— What you are asked to do —
Copy each entry as it stands, leaving nothing out.

-- START Data excerpts --

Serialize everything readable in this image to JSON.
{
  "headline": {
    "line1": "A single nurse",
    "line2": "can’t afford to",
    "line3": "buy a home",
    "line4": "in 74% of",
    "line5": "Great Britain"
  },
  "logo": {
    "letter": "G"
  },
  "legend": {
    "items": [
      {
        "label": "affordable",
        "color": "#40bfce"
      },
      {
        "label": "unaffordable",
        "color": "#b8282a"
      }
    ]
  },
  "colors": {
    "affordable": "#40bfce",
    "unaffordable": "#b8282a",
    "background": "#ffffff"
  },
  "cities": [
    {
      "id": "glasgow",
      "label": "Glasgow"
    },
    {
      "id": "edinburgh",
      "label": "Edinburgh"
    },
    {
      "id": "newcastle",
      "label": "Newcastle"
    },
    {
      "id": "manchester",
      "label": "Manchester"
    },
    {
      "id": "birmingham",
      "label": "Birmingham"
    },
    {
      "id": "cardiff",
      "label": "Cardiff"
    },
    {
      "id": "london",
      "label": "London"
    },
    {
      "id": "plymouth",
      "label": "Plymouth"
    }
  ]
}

-- END Data excerpts --

— Problem solution —
Serialize everything readable in this image to JSON.
{
  "headline": {
    "line1": "A single nurse",
    "line2": "can’t afford to",
    "line3": "buy a home",
    "line4": "in 74% of",
    "line5": "Great Britain"
  },
  "logo": {
    "letter": "G"
  },
  "legend": {
    "items": [
      {
        "label": "affordable",
        "color": "#40bfce"
      },
      {
        "label": "unaffordable",
        "color": "#b8282a"
      }
    ]
  },
  "colors": {
    "affordable": "#40bfce",
    "unaffordable": "#b8282a",
    "background": "#ffffff"
  },
  "cities": [
    {
      "id": "glasgow",
      "label": "Glasgow"
    },
    {
      "id": "edinburgh",
      "label": "Edinburgh"
    },
    {
      "id": "newcastle",
      "label": "Newcastle"
    },
    {
      "id": "manchester",
      "label": "Manchester"
    },
    {
      "id": "birmingham",
      "label": "Birmingham"
    },
    {
      "id": "cardiff",
      "label": "Cardiff"
    },
    {
      "id": "london",
      "label": "London"
    },
    {
      "id": "plymouth",
      "label": "Plymouth"
    }
  ]
}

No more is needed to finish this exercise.